Task requirements: Find each line holding the word "name" and give the total alone.

Data provided:
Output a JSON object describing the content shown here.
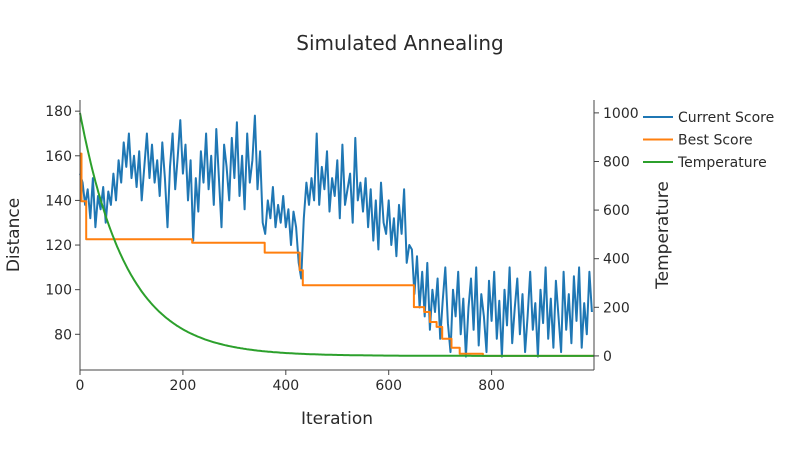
{
  "chart_data": {
    "type": "line",
    "title": "Simulated Annealing",
    "xlabel": "Iteration",
    "ylabel": "Distance",
    "y2label": "Temperature",
    "xlim": [
      0,
      999
    ],
    "ylim": [
      64,
      185
    ],
    "y2lim": [
      -58,
      1053
    ],
    "xticks": [
      0,
      200,
      400,
      600,
      800
    ],
    "yticks": [
      80,
      100,
      120,
      140,
      160,
      180
    ],
    "y2ticks": [
      0,
      200,
      400,
      600,
      800,
      1000
    ],
    "grid": false,
    "legend_position": "top-right",
    "series": [
      {
        "name": "Current Score",
        "axis": "left",
        "color": "#1f77b4",
        "x_step": 5,
        "values": [
          152,
          148,
          138,
          145,
          132,
          150,
          128,
          142,
          136,
          146,
          130,
          144,
          138,
          152,
          140,
          158,
          148,
          166,
          155,
          170,
          150,
          160,
          146,
          162,
          140,
          155,
          170,
          150,
          165,
          148,
          158,
          142,
          166,
          150,
          128,
          155,
          170,
          145,
          160,
          176,
          152,
          165,
          140,
          158,
          122,
          150,
          135,
          162,
          148,
          170,
          145,
          160,
          138,
          172,
          150,
          128,
          165,
          155,
          140,
          168,
          150,
          175,
          142,
          160,
          136,
          170,
          148,
          158,
          178,
          145,
          162,
          130,
          125,
          140,
          132,
          146,
          128,
          138,
          130,
          142,
          128,
          136,
          120,
          135,
          128,
          112,
          105,
          132,
          148,
          138,
          150,
          140,
          170,
          138,
          155,
          145,
          162,
          135,
          150,
          142,
          158,
          132,
          165,
          138,
          145,
          152,
          130,
          168,
          140,
          148,
          135,
          150,
          128,
          145,
          122,
          140,
          118,
          148,
          130,
          125,
          140,
          120,
          132,
          115,
          138,
          125,
          145,
          112,
          120,
          118,
          98,
          115,
          92,
          108,
          88,
          112,
          82,
          100,
          90,
          105,
          78,
          95,
          110,
          85,
          72,
          100,
          88,
          108,
          80,
          96,
          70,
          92,
          105,
          82,
          110,
          75,
          98,
          88,
          72,
          104,
          86,
          108,
          78,
          95,
          70,
          100,
          84,
          110,
          76,
          92,
          105,
          80,
          98,
          72,
          88,
          108,
          82,
          94,
          70,
          100,
          85,
          110,
          78,
          96,
          74,
          104,
          88,
          72,
          108,
          82,
          98,
          76,
          106,
          86,
          110,
          74,
          94,
          80,
          108,
          90
        ]
      },
      {
        "name": "Best Score",
        "axis": "left",
        "color": "#ff7f0e",
        "shape": "step",
        "x": [
          0,
          3,
          12,
          218,
          359,
          427,
          433,
          649,
          669,
          680,
          693,
          704,
          722,
          738,
          783,
          999
        ],
        "values": [
          161,
          139.6,
          122.6,
          121,
          116.6,
          108.7,
          102,
          92.2,
          90,
          85.5,
          83.3,
          78,
          74,
          71.3,
          70.3,
          70.3
        ]
      },
      {
        "name": "Temperature",
        "axis": "right",
        "color": "#2ca02c",
        "initial_temperature": 1000,
        "cooling_rate": 0.989
      }
    ]
  }
}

Task answer: 3